---------- TEXTE PRÉSENTÉ ----------
"Il faut un référendum sur la création de la Métropole du Grand Paris"
Dans une interview au journal Le Monde, Marielle de Sarnez estime "vital que la future Métropole du Grand Paris exerce des compétences de logements, de transports et de développement économique".
Le Monde - Anne Hidalgo affirme que la métropole du Grand Paris est « une chance » pour « les Parisiens » car elle va permettre de « produire plus de logements à la bonne échelle ». Difficile de ne pas être d'accord ?
Marielle de Sarnez - On ne doit pas faire le Grand Paris pour se débarrasser d'un problème ! Paris a de gros efforts à faire en matière de construction de logements. Il faut s'y mettre ! Il y a dix ans, on construisait 5 000 logements par an, l'année dernière à peine 2 000. Cette baisse continue et considérable, voilà la crise du logement à Paris ! Il faut donc mobiliser tous les acteurs et trouver des solutions innovantes, je pense par exemple aux baux emphytéotiques qui permettent de distinguer le prix du foncier du bâti.
---------- DONNÉES FOURNIES ----------
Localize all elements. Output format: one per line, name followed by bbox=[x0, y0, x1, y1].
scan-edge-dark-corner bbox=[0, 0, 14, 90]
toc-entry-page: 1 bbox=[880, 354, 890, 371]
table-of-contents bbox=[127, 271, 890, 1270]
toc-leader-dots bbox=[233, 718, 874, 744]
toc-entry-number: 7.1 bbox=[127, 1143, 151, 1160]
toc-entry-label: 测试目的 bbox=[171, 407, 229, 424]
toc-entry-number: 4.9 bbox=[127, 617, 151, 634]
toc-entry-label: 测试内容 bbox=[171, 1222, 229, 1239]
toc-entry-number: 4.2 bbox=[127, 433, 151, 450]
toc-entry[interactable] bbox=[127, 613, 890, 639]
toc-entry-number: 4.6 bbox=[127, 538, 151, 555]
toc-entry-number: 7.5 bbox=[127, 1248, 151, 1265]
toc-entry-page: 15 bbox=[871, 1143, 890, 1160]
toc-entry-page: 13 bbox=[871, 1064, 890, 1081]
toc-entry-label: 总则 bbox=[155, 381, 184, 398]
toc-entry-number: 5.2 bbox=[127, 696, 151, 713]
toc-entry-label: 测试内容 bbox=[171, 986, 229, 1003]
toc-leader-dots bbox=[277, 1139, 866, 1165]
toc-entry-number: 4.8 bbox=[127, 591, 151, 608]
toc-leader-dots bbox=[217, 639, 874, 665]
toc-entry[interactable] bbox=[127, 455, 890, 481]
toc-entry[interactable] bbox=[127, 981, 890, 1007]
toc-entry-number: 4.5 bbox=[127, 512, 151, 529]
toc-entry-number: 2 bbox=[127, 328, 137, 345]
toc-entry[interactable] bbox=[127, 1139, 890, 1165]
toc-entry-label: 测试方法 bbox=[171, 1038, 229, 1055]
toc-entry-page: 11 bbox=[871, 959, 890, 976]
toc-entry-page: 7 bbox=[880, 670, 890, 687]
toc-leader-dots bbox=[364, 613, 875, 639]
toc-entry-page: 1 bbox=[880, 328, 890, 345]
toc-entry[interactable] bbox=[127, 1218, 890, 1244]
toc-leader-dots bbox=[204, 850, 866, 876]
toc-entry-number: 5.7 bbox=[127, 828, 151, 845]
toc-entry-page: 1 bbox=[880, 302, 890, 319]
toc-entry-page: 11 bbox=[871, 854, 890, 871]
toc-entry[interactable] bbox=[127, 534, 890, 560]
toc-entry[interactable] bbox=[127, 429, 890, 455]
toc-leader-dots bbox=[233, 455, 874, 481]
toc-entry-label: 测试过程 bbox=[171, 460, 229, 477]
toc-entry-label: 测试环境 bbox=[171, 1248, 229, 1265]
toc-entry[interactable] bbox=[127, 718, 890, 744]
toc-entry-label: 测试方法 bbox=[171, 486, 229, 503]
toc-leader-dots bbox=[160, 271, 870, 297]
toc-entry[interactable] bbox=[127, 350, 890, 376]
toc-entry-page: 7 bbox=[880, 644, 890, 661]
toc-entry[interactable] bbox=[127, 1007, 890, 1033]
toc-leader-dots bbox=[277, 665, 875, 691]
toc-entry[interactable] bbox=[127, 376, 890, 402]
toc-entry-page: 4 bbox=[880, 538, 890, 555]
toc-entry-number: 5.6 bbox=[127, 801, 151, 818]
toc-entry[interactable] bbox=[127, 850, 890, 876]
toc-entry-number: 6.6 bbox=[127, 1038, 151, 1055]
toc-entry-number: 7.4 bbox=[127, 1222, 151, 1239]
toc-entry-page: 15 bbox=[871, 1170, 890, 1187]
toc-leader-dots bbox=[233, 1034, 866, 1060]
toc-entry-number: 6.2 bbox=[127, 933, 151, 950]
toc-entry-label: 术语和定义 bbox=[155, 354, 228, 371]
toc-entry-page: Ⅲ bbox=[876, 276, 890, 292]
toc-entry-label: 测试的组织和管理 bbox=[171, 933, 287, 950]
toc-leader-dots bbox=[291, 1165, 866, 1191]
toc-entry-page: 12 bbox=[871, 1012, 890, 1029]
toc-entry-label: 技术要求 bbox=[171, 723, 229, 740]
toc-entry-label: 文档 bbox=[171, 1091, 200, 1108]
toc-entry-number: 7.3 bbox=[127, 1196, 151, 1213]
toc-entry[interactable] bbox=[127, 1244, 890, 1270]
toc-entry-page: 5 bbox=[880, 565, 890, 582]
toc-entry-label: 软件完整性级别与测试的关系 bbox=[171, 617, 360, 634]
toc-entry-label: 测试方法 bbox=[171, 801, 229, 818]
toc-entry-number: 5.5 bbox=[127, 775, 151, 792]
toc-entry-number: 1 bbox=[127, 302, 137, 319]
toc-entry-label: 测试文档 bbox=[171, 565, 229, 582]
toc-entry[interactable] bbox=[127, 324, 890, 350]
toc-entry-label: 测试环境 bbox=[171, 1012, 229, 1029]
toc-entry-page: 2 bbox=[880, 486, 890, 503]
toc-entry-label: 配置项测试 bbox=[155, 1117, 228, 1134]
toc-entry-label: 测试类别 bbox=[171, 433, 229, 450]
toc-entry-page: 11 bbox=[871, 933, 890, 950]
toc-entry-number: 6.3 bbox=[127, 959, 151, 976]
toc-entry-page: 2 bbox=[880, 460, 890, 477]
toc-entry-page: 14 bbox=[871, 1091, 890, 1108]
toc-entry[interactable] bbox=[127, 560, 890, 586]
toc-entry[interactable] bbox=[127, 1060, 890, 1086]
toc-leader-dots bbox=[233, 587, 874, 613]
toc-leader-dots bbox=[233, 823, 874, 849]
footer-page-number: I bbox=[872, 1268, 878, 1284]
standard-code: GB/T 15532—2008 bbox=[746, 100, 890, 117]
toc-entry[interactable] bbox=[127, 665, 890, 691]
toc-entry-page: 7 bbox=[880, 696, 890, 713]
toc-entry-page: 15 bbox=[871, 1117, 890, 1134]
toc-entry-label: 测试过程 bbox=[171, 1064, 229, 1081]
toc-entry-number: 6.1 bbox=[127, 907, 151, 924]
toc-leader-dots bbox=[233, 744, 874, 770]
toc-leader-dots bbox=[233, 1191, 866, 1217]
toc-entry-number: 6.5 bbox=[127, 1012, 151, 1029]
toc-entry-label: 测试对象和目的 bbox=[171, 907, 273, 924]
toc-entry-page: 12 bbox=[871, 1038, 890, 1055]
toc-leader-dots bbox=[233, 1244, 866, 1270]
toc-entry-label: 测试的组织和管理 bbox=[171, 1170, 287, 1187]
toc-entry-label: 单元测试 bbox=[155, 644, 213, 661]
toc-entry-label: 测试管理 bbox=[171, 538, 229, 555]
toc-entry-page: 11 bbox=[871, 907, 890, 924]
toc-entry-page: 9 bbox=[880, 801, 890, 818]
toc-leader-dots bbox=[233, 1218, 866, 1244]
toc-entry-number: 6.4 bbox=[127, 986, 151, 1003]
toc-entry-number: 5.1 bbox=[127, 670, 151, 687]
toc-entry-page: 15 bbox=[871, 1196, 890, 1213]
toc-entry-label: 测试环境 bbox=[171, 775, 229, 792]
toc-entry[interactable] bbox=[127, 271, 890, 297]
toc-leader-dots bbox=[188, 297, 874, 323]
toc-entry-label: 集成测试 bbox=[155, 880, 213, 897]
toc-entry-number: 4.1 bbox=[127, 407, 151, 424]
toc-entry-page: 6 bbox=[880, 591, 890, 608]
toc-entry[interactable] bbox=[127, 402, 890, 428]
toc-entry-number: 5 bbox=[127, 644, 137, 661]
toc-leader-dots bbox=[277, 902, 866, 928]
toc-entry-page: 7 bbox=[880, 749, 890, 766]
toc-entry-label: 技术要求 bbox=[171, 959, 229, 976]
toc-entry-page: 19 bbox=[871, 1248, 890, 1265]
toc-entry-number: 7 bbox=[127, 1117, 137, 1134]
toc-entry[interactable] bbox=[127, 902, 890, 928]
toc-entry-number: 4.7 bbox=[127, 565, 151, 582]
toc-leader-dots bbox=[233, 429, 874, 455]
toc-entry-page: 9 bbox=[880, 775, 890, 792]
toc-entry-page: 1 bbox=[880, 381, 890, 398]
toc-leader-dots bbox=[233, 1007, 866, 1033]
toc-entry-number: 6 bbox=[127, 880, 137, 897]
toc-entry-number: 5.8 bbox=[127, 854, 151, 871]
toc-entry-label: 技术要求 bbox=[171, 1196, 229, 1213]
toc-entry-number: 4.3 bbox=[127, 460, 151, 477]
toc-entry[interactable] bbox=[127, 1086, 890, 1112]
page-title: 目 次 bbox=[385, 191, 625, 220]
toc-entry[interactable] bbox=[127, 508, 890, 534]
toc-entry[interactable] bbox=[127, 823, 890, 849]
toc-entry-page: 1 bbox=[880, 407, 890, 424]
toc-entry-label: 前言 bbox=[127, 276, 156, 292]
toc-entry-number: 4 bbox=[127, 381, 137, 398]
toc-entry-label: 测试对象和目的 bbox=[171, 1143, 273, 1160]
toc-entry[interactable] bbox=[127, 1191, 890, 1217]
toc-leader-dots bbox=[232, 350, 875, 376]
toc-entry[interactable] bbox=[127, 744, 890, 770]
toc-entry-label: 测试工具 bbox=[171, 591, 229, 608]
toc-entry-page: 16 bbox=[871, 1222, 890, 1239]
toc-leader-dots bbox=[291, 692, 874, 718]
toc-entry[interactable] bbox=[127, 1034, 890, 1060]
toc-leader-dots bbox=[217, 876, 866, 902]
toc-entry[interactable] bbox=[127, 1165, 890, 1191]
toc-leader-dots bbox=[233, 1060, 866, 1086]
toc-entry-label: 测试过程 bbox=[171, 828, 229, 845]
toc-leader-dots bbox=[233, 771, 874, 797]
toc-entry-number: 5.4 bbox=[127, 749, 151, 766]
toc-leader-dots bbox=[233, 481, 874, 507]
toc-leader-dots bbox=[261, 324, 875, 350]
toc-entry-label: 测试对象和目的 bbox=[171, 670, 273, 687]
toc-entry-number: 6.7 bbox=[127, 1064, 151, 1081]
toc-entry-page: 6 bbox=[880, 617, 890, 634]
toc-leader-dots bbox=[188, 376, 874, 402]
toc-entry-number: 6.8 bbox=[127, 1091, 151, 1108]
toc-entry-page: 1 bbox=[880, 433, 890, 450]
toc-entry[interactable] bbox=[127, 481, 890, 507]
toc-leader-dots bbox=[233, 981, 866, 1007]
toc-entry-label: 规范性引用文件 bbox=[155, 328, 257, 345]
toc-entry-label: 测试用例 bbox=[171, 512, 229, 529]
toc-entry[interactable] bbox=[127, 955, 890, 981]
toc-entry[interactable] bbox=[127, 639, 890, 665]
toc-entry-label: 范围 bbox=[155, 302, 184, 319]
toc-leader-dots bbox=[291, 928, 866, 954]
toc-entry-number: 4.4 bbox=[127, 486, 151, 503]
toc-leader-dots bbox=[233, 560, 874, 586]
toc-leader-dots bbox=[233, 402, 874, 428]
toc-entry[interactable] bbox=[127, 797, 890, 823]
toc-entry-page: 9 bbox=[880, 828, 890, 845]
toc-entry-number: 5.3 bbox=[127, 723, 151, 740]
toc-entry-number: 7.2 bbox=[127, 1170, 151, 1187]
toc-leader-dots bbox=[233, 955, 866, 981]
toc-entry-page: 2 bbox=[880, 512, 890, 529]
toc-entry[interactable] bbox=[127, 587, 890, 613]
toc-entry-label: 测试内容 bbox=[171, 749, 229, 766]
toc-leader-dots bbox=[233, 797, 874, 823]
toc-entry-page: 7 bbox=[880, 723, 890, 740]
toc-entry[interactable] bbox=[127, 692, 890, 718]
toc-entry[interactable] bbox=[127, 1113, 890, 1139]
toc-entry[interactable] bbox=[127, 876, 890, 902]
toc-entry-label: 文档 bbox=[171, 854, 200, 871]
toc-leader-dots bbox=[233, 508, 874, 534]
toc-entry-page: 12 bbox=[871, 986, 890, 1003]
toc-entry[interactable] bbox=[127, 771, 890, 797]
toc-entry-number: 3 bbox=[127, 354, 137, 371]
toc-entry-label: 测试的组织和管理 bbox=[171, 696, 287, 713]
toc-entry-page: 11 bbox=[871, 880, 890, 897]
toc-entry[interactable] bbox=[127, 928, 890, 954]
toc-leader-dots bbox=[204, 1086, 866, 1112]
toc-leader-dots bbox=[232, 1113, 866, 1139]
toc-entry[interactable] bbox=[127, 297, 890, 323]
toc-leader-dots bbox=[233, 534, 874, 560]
----------
_SÉRIE D'EXERCICES_
1. Dans l'entretien sur la Métropole du Grand Paris, quelles compétences Marielle de Sarnez juge-t-elle vital de confier à la future métropole ?
2. Prolongez l'entretien sur la Métropole du Grand Paris après la dernière phrase de Marielle de Sarnez.

_RÉPONSES AUX EXERCICES_
1. Le logement, les transports et le développement économique.

2.
Nous proposons, avec Nathalie Kosciusko-Morizet, un « plan Marshall » pour le logement à Paris, pour inverser vraiment la tendance, et construire du logement intermédiaire à un prix raisonnable. Il y a du foncier disponible à Paris. Il faut le mobiliser. Et conquérir de nouveaux espaces, par exemple en couvrant les grands faisceaux de voies ferrées. Je vous rappelle que l'Etat a d'ailleurs toute possibilité aujourd'hui de préempter des terrains pour les aménager dans le cadre d'« opérations d'intérêt national » en optimisant les règles d'urbanisme pour produire du foncier à un prix abordable, pour les organismes HLM, comme pour les promoteurs de logement intermédiaire.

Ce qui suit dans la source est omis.